Problem
Repeat the entire listing exactly as written.

Data for the task
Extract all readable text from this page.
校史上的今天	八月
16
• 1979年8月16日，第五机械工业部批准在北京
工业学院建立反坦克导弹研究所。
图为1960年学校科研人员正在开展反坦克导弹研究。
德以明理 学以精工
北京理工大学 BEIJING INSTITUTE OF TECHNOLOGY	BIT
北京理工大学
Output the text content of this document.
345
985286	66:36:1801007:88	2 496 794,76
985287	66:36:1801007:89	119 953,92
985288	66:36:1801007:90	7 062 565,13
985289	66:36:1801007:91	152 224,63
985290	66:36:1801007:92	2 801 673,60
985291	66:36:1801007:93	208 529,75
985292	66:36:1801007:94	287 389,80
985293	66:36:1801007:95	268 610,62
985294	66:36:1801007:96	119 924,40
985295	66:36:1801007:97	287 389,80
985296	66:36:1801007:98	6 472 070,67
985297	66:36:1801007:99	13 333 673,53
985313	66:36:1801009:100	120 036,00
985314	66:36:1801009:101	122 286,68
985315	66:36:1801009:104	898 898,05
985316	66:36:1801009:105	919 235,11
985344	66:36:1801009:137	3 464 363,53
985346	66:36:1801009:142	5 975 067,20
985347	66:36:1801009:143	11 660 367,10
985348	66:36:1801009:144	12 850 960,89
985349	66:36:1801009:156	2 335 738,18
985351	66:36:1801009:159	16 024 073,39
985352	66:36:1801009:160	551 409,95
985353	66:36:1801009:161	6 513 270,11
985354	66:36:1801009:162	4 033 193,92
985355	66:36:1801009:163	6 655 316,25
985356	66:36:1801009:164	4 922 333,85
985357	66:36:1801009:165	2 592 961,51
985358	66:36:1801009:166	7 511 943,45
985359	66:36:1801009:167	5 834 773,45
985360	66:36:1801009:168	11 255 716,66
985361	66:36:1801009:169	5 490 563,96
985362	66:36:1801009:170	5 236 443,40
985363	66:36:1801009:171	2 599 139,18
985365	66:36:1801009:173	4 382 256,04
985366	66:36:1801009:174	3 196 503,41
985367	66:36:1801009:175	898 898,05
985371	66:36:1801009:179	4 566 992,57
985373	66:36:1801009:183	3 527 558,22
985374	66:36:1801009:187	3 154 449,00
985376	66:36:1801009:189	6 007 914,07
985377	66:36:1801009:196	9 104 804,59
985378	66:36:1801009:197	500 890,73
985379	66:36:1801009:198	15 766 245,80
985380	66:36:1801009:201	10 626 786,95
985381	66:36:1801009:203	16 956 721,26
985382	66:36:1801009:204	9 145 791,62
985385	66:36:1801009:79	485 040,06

Task response
Extract all readable text from this page.
校史上的今天	八月
16
• 1979年8月16日，第五机械工业部批准在北京
工业学院建立反坦克导弹研究所。
图为1960年学校科研人员正在开展反坦克导弹研究。
德以明理 学以精工
北京理工大学 BEIJING INSTITUTE OF TECHNOLOGY	BIT
北京理工大学
Output the text content of this document.
345
985286	66:36:1801007:88	2 496 794,76
985287	66:36:1801007:89	119 953,92
985288	66:36:1801007:90	7 062 565,13
985289	66:36:1801007:91	152 224,63
985290	66:36:1801007:92	2 801 673,60
985291	66:36:1801007:93	208 529,75
985292	66:36:1801007:94	287 389,80
985293	66:36:1801007:95	268 610,62
985294	66:36:1801007:96	119 924,40
985295	66:36:1801007:97	287 389,80
985296	66:36:1801007:98	6 472 070,67
985297	66:36:1801007:99	13 333 673,53
985313	66:36:1801009:100	120 036,00
985314	66:36:1801009:101	122 286,68
985315	66:36:1801009:104	898 898,05
985316	66:36:1801009:105	919 235,11
985344	66:36:1801009:137	3 464 363,53
985346	66:36:1801009:142	5 975 067,20
985347	66:36:1801009:143	11 660 367,10
985348	66:36:1801009:144	12 850 960,89
985349	66:36:1801009:156	2 335 738,18
985351	66:36:1801009:159	16 024 073,39
985352	66:36:1801009:160	551 409,95
985353	66:36:1801009:161	6 513 270,11
985354	66:36:1801009:162	4 033 193,92
985355	66:36:1801009:163	6 655 316,25
985356	66:36:1801009:164	4 922 333,85
985357	66:36:1801009:165	2 592 961,51
985358	66:36:1801009:166	7 511 943,45
985359	66:36:1801009:167	5 834 773,45
985360	66:36:1801009:168	11 255 716,66
985361	66:36:1801009:169	5 490 563,96
985362	66:36:1801009:170	5 236 443,40
985363	66:36:1801009:171	2 599 139,18
985365	66:36:1801009:173	4 382 256,04
985366	66:36:1801009:174	3 196 503,41
985367	66:36:1801009:175	898 898,05
985371	66:36:1801009:179	4 566 992,57
985373	66:36:1801009:183	3 527 558,22
985374	66:36:1801009:187	3 154 449,00
985376	66:36:1801009:189	6 007 914,07
985377	66:36:1801009:196	9 104 804,59
985378	66:36:1801009:197	500 890,73
985379	66:36:1801009:198	15 766 245,80
985380	66:36:1801009:201	10 626 786,95
985381	66:36:1801009:203	16 956 721,26
985382	66:36:1801009:204	9 145 791,62
985385	66:36:1801009:79	485 040,06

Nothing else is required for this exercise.